• Part of a data file
☆ ☆ ☆ ☆
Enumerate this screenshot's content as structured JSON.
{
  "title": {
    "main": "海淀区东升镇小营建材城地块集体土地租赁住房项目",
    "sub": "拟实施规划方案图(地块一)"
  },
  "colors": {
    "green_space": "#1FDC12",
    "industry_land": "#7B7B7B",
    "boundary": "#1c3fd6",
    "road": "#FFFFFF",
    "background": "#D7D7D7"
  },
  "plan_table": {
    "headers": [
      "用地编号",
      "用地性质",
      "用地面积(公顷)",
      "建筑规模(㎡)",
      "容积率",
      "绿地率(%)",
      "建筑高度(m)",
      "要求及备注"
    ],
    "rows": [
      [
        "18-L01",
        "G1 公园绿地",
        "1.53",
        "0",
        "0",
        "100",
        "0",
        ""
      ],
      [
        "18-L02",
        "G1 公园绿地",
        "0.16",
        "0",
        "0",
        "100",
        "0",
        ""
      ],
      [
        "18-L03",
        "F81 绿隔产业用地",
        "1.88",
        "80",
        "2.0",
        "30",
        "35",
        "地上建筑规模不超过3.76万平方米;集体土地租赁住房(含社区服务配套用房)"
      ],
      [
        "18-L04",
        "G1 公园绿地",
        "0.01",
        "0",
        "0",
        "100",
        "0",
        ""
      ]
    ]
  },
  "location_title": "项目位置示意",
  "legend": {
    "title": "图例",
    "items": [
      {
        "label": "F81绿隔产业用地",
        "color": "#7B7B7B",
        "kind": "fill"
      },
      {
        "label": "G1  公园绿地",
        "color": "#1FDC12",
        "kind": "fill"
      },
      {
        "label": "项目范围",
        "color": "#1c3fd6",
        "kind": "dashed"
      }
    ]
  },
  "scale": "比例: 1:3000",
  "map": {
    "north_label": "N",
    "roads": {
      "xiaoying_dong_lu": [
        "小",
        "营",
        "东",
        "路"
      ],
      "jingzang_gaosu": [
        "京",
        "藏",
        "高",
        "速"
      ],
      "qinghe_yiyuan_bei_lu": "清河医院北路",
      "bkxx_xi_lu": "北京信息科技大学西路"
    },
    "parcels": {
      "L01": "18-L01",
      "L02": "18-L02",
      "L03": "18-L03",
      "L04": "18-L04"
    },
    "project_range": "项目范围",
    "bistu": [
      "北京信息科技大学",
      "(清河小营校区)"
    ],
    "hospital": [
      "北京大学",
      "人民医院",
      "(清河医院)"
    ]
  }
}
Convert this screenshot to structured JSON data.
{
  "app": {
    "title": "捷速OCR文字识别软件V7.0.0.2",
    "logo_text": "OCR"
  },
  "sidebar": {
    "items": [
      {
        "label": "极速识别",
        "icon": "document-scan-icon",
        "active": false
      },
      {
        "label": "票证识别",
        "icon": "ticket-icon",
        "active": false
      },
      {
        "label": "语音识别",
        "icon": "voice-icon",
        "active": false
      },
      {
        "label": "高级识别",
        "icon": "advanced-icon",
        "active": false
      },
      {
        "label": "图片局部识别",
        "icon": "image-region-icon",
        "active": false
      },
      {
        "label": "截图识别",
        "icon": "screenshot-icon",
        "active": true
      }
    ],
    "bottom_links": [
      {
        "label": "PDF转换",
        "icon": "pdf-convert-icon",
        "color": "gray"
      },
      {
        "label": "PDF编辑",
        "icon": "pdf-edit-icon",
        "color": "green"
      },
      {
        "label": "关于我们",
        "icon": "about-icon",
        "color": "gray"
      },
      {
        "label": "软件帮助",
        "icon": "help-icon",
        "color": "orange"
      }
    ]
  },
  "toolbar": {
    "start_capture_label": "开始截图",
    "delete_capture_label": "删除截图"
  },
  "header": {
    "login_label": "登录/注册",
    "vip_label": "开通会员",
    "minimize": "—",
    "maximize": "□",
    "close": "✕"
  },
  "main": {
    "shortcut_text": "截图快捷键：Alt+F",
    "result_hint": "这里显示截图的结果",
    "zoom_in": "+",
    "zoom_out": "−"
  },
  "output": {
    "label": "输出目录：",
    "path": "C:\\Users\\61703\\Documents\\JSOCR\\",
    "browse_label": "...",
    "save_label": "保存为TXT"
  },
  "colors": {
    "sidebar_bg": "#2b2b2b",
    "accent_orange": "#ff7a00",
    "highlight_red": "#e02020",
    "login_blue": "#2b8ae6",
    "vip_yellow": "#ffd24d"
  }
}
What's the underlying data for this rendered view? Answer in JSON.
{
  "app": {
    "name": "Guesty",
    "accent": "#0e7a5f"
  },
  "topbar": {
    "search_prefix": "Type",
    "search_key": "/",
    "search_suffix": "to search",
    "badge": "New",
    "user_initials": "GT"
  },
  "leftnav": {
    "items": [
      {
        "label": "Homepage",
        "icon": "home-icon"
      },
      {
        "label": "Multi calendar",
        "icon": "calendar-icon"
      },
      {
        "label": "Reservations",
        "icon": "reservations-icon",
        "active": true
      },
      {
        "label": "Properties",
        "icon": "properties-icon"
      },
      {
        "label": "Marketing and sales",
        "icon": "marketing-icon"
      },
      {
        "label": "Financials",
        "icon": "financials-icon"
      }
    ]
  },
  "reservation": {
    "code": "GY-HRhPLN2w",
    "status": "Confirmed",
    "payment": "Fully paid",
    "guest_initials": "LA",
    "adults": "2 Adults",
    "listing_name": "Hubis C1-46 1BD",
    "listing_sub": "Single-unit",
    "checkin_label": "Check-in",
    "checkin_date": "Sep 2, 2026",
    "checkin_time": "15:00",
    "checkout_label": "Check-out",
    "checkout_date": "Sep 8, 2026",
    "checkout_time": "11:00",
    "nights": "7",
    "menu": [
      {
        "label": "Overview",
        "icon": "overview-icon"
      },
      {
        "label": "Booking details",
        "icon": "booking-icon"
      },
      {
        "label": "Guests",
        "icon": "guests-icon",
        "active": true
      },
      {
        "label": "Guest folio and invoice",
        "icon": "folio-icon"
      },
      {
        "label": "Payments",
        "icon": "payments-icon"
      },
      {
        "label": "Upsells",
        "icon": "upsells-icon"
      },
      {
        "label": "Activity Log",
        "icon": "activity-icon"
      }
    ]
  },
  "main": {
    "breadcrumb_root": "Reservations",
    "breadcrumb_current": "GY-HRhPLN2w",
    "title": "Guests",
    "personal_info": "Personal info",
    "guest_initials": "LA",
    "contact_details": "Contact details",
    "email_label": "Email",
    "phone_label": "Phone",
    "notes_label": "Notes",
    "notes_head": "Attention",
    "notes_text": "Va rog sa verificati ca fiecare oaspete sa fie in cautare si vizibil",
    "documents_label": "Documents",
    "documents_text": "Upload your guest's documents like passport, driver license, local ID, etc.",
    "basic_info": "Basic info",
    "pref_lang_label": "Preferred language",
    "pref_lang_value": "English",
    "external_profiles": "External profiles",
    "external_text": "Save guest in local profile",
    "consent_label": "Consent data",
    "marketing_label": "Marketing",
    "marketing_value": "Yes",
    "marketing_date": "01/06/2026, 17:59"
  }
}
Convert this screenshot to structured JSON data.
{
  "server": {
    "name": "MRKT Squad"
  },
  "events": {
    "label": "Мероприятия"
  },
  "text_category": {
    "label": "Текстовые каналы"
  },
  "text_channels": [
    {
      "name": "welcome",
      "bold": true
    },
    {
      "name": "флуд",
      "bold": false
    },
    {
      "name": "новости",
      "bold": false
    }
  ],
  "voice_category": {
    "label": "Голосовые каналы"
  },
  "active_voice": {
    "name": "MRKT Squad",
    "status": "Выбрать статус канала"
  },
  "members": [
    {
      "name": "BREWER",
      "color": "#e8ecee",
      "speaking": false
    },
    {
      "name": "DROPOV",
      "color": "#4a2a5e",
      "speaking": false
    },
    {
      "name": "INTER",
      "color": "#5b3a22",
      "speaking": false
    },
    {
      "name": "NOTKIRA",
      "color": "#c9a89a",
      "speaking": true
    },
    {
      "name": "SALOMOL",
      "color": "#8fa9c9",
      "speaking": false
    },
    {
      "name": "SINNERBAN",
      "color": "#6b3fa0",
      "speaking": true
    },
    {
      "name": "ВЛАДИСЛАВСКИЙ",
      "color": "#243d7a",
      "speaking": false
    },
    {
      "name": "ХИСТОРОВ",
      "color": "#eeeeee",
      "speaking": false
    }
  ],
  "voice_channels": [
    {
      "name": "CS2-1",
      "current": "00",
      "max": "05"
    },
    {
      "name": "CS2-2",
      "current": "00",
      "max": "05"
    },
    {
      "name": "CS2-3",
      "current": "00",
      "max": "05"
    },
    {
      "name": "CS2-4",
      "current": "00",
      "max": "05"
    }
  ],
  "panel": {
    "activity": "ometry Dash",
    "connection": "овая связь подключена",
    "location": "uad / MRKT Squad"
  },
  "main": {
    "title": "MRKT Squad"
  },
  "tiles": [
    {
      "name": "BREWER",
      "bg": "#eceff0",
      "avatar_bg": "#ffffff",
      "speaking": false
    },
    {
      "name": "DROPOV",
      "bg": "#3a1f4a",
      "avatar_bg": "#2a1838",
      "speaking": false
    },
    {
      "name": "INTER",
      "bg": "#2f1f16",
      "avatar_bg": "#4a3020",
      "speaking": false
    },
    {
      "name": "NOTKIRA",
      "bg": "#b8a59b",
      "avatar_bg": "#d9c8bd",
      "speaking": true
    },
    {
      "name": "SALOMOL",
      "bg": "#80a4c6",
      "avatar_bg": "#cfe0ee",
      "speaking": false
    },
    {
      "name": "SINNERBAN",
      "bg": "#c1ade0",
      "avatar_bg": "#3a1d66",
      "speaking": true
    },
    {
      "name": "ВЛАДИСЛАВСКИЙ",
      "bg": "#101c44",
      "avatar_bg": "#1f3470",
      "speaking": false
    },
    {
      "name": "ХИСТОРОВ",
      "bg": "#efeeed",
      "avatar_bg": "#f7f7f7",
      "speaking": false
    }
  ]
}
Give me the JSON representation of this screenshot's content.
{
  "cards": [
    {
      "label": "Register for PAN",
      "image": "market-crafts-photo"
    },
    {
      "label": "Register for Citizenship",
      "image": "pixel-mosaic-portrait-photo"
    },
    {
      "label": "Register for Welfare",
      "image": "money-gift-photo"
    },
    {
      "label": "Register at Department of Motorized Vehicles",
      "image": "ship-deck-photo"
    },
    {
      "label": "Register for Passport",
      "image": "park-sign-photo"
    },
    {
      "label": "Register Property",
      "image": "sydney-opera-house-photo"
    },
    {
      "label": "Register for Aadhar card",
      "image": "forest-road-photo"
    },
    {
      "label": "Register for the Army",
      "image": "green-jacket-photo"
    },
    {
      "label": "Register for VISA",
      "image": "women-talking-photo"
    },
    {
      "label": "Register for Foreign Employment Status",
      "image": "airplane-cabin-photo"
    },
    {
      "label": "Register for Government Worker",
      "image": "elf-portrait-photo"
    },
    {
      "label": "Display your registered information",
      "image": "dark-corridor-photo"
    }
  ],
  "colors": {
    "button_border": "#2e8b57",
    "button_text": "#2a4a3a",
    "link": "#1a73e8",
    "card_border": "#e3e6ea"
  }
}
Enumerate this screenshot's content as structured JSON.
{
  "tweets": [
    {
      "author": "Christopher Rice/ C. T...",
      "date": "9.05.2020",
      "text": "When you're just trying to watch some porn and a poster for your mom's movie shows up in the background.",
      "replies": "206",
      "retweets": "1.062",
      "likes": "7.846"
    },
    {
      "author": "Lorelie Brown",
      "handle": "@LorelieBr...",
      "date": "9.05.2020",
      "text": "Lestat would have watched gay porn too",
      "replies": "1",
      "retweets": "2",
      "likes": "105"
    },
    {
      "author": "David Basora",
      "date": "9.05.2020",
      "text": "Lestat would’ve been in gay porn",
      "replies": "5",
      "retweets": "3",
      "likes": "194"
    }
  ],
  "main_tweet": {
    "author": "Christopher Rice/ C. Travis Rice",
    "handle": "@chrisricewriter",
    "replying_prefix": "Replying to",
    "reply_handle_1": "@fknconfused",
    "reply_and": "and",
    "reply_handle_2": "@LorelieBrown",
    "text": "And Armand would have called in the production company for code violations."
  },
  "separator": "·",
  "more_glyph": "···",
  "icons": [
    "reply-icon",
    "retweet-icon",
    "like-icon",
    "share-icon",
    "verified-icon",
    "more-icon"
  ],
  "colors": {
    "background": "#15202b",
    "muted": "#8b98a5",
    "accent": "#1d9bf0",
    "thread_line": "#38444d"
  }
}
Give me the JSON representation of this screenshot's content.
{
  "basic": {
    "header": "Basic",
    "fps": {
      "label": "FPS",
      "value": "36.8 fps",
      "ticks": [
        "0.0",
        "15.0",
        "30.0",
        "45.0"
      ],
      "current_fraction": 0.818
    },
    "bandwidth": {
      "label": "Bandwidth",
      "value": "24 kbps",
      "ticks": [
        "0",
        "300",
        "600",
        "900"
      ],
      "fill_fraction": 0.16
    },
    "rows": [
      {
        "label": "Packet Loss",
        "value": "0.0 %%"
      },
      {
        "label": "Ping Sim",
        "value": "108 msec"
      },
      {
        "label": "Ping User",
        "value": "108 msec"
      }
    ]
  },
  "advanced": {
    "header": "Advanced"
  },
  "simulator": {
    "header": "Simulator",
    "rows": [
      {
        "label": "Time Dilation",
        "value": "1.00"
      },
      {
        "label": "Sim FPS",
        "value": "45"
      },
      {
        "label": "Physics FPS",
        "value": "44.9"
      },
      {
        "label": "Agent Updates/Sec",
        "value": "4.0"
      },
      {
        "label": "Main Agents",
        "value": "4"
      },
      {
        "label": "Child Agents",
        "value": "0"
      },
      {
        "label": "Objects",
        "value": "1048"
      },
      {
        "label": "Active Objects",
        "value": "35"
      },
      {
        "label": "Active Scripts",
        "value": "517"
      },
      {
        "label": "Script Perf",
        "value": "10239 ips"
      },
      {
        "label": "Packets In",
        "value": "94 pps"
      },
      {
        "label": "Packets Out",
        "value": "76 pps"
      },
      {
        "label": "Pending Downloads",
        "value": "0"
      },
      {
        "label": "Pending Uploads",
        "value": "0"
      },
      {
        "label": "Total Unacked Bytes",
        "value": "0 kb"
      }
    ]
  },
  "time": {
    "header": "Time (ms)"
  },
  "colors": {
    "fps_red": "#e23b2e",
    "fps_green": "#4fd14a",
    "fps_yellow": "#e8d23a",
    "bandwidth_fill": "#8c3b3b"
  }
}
☆ ☆ ☆ ☆
• Direction
Which lines hold the word "would"? Copy each of them from the records.

• Result of this exercise
      "text": "Lestat would have watched gay porn too",
      "text": "Lestat would’ve been in gay porn",
    "text": "And Armand would have called in the production company for code violations."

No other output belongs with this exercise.